Quote only the lines that start at the line with "What data populates" and run to the end of the entries; omit the pictures.

■ **SUPPLIED DATA**
⟨

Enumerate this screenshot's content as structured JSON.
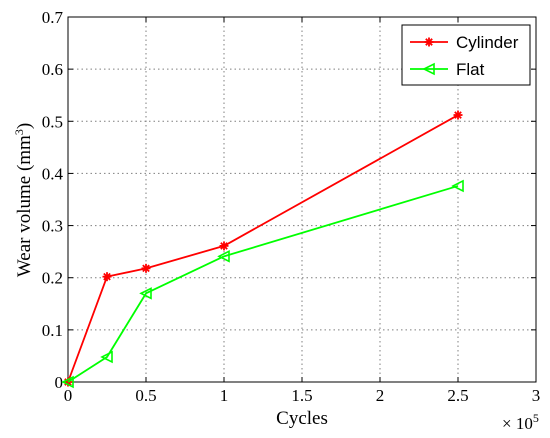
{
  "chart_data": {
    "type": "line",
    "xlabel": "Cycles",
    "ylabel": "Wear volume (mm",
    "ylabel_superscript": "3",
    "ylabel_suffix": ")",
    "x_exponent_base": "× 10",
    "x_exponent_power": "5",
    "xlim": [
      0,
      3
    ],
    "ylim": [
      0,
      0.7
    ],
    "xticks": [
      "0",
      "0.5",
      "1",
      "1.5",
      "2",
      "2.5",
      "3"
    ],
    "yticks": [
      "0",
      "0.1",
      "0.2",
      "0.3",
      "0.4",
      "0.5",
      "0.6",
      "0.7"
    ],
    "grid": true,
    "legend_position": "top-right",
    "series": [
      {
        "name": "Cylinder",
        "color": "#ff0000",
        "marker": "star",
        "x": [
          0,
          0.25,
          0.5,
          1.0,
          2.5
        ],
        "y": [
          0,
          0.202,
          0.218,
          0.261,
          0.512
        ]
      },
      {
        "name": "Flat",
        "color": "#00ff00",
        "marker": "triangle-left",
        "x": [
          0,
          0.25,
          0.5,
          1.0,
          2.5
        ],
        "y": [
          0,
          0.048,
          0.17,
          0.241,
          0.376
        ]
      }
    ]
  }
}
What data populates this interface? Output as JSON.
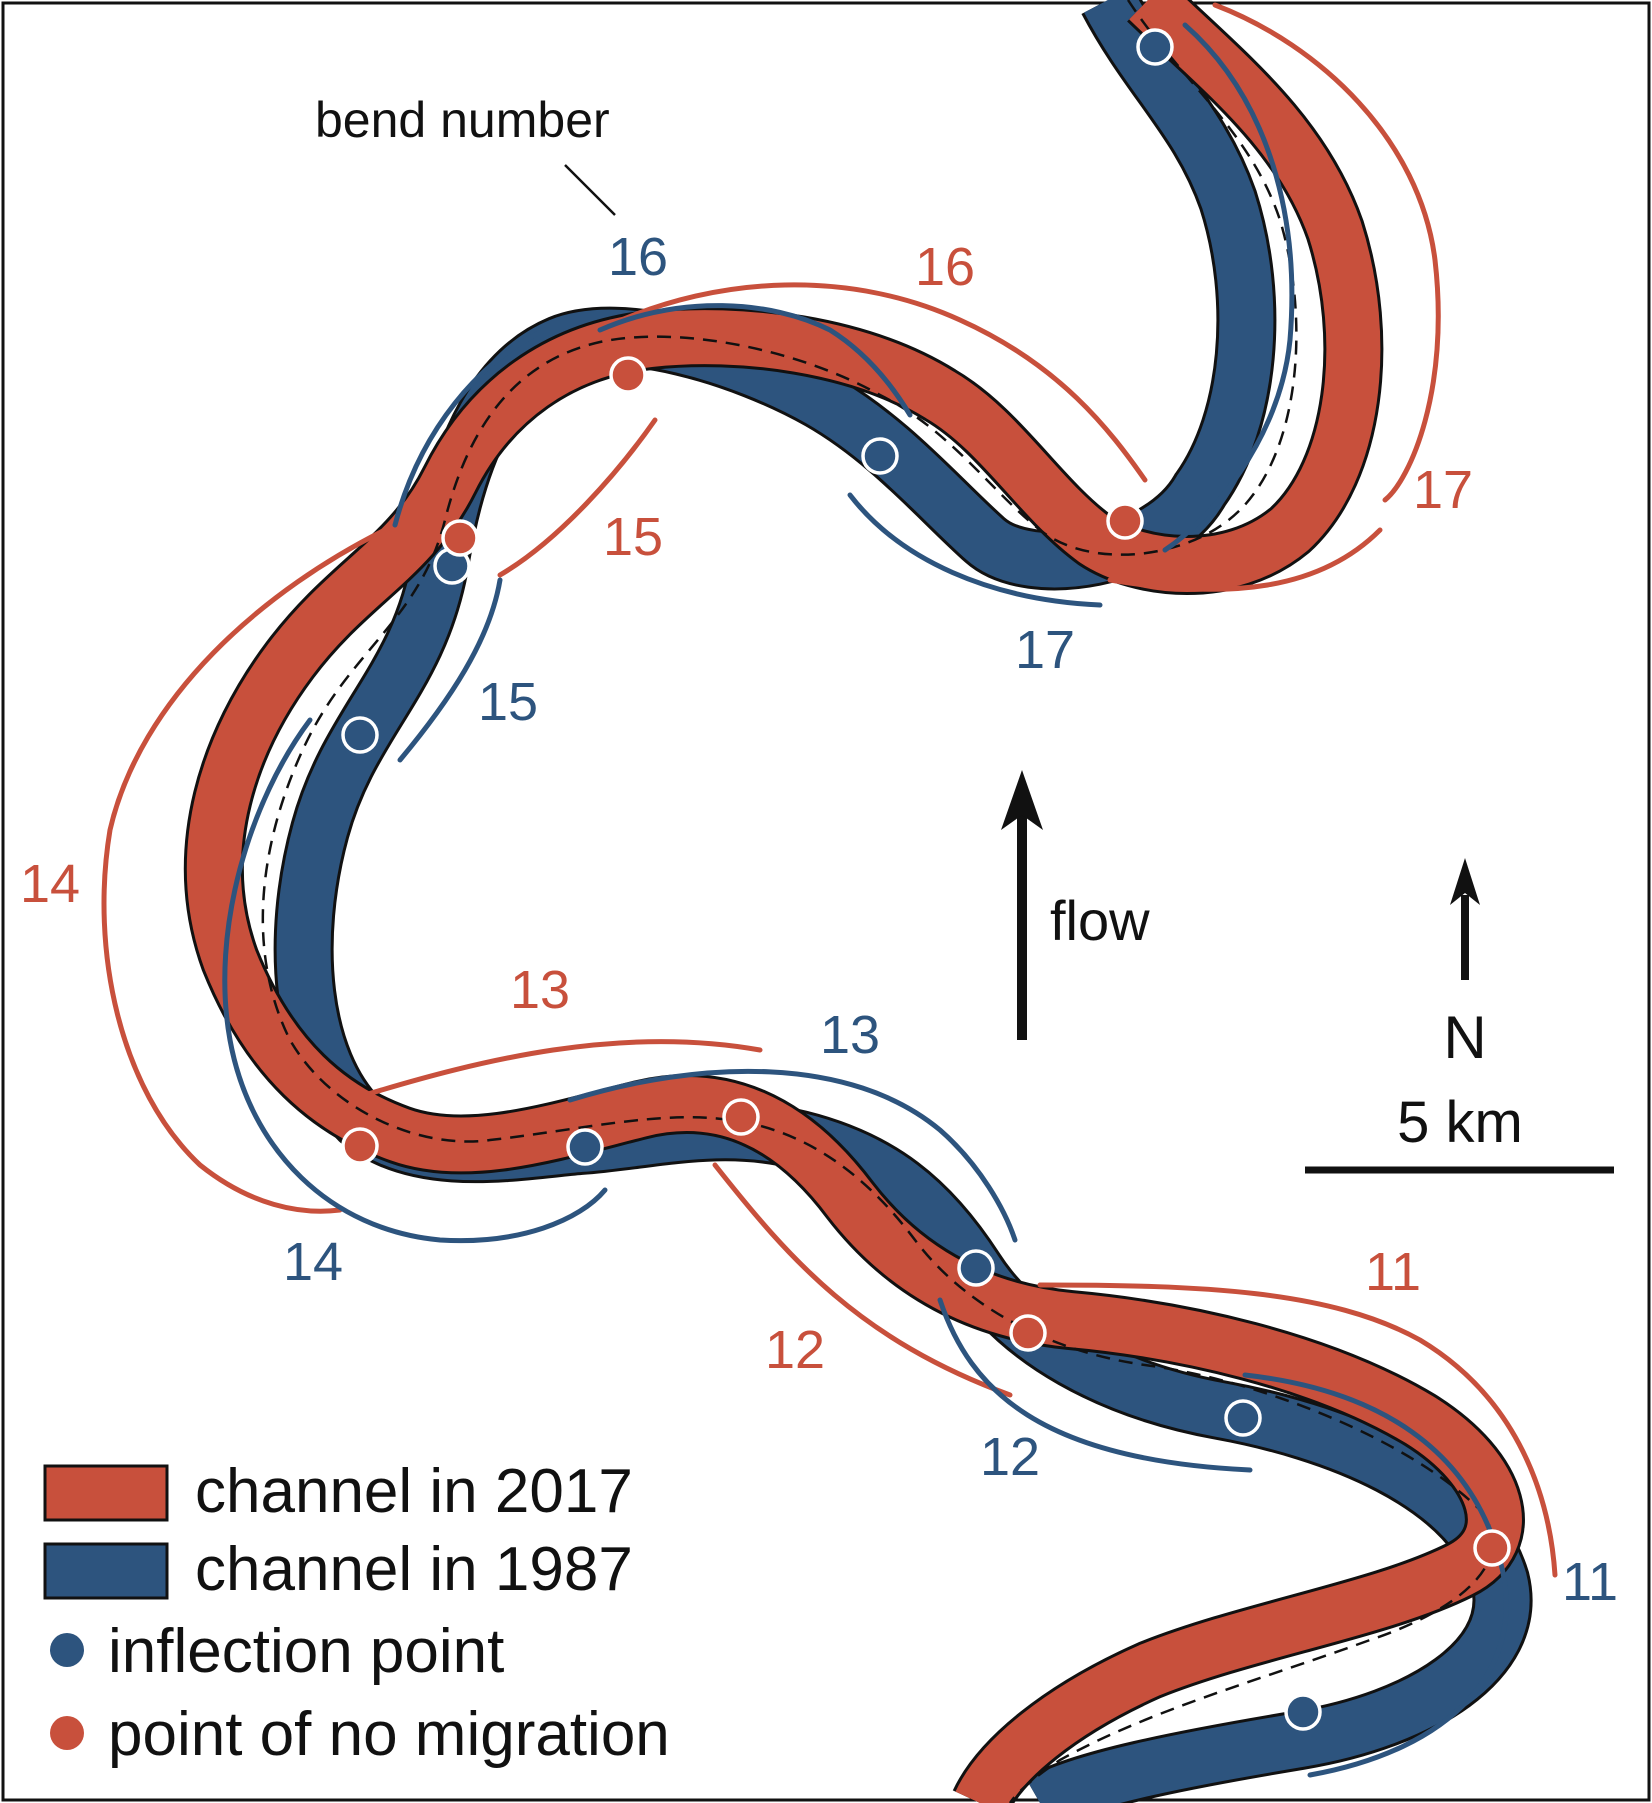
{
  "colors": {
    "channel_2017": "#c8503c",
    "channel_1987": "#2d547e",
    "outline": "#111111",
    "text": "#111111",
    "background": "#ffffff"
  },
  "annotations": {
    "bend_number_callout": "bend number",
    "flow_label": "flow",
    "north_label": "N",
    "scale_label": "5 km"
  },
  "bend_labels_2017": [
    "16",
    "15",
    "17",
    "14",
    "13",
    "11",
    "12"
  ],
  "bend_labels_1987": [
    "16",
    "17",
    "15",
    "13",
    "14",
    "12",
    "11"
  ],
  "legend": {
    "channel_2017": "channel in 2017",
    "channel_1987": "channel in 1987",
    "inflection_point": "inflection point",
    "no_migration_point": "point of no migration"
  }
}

⟩

■ **WRITTEN ANSWER**
What data populates this interface? Output as JSON.
{
  "colors": {
    "channel_2017": "#c8503c",
    "channel_1987": "#2d547e",
    "outline": "#111111",
    "text": "#111111",
    "background": "#ffffff"
  },
  "annotations": {
    "bend_number_callout": "bend number",
    "flow_label": "flow",
    "north_label": "N",
    "scale_label": "5 km"
  },
  "bend_labels_2017": [
    "16",
    "15",
    "17",
    "14",
    "13",
    "11",
    "12"
  ],
  "bend_labels_1987": [
    "16",
    "17",
    "15",
    "13",
    "14",
    "12",
    "11"
  ],
  "legend": {
    "channel_2017": "channel in 2017",
    "channel_1987": "channel in 1987",
    "inflection_point": "inflection point",
    "no_migration_point": "point of no migration"
  }
}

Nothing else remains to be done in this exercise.